> **PROBLEM TO WORK ON**: Filter the records below and copy every line containing the word "Tennessee".

> **DATASET RECORDS**:
________________________________________
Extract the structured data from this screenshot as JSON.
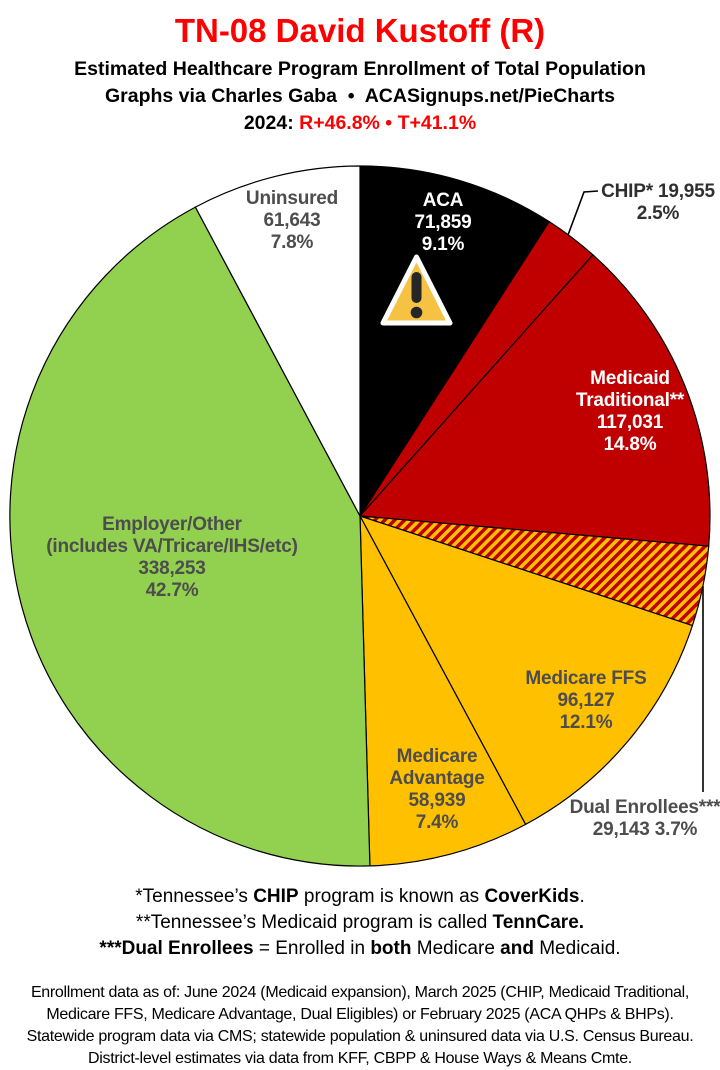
{
  "header": {
    "title": "TN-08 David Kustoff (R)",
    "subtitle": "Estimated Healthcare Program Enrollment of Total Population",
    "credit": "Graphs via Charles Gaba  •  ACASignups.net/PieCharts",
    "lean": {
      "year_label": "2024: ",
      "r": "R+46.8%",
      "sep": " • ",
      "t": "T+41.1%"
    },
    "accent_color": "#fe0000"
  },
  "chart_data": {
    "type": "pie",
    "title": "TN-08 David Kustoff (R) — Estimated Healthcare Program Enrollment of Total Population",
    "units": "people",
    "legend_position": "none",
    "start_angle_deg": 0,
    "direction": "clockwise",
    "hatch": {
      "base": "#ffc000",
      "stripe": "#c00000"
    },
    "slices": [
      {
        "id": "aca",
        "name": "ACA",
        "value": 71859,
        "pct": 9.1,
        "color": "#000000",
        "label_color": "#ffffff",
        "label_lines": [
          "ACA",
          "71,859",
          "9.1%"
        ]
      },
      {
        "id": "chip",
        "name": "CHIP*",
        "value": 19955,
        "pct": 2.5,
        "color": "#c00000",
        "label_color": "#303030",
        "label_outside": true,
        "label_lines": [
          "CHIP* 19,955",
          "2.5%"
        ]
      },
      {
        "id": "medicaid-traditional",
        "name": "Medicaid Traditional**",
        "value": 117031,
        "pct": 14.8,
        "color": "#c00000",
        "label_color": "#ffffff",
        "label_lines": [
          "Medicaid",
          "Traditional**",
          "117,031",
          "14.8%"
        ]
      },
      {
        "id": "dual-enrollees",
        "name": "Dual Enrollees***",
        "value": 29143,
        "pct": 3.7,
        "pattern": "red-yellow-hatch",
        "label_color": "#4d4d4d",
        "label_outside": true,
        "label_lines": [
          "Dual Enrollees***",
          "29,143 3.7%"
        ]
      },
      {
        "id": "medicare-ffs",
        "name": "Medicare FFS",
        "value": 96127,
        "pct": 12.1,
        "color": "#ffc000",
        "label_color": "#4d4d4d",
        "label_lines": [
          "Medicare FFS",
          "96,127",
          "12.1%"
        ]
      },
      {
        "id": "medicare-advantage",
        "name": "Medicare Advantage",
        "value": 58939,
        "pct": 7.4,
        "color": "#ffc000",
        "label_color": "#4d4d4d",
        "label_lines": [
          "Medicare",
          "Advantage",
          "58,939",
          "7.4%"
        ]
      },
      {
        "id": "employer-other",
        "name": "Employer/Other",
        "value": 338253,
        "pct": 42.7,
        "color": "#92d050",
        "label_color": "#4d4d4d",
        "label_lines": [
          "Employer/Other",
          "(includes VA/Tricare/IHS/etc)",
          "338,253",
          "42.7%"
        ]
      },
      {
        "id": "uninsured",
        "name": "Uninsured",
        "value": 61643,
        "pct": 7.8,
        "color": "#ffffff",
        "label_color": "#4d4d4d",
        "label_lines": [
          "Uninsured",
          "61,643",
          "7.8%"
        ]
      }
    ]
  },
  "icons": {
    "warning": {
      "name": "warning-icon",
      "glyph": "⚠",
      "fill": "#f5c243",
      "mark": "#262626"
    }
  },
  "footnotes": [
    {
      "segments": [
        {
          "text": "*Tennessee’s "
        },
        {
          "text": "CHIP",
          "bold": true
        },
        {
          "text": " program is known as "
        },
        {
          "text": "CoverKids",
          "bold": true
        },
        {
          "text": "."
        }
      ]
    },
    {
      "segments": [
        {
          "text": "**Tennessee’s Medicaid program is called "
        },
        {
          "text": "TennCare.",
          "bold": true
        }
      ]
    },
    {
      "segments": [
        {
          "text": "***Dual Enrollees",
          "bold": true
        },
        {
          "text": " = Enrolled in "
        },
        {
          "text": "both",
          "bold": true
        },
        {
          "text": " Medicare "
        },
        {
          "text": "and",
          "bold": true
        },
        {
          "text": " Medicaid."
        }
      ]
    }
  ],
  "source": {
    "lines": [
      "Enrollment data as of: June 2024 (Medicaid expansion), March 2025 (CHIP, Medicaid Traditional,",
      "Medicare FFS, Medicare Advantage, Dual Eligibles) or February 2025 (ACA QHPs & BHPs).",
      "Statewide program data via CMS; statewide population & uninsured data via U.S. Census Bureau.",
      "District-level estimates via data from KFF, CBPP & House Ways & Means Cmte."
    ]
  }
}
________________________________________
> **RESPONSE TO THIS EXERCISE**:
          "text": "*Tennessee’s "
          "text": "**Tennessee’s Medicaid program is called "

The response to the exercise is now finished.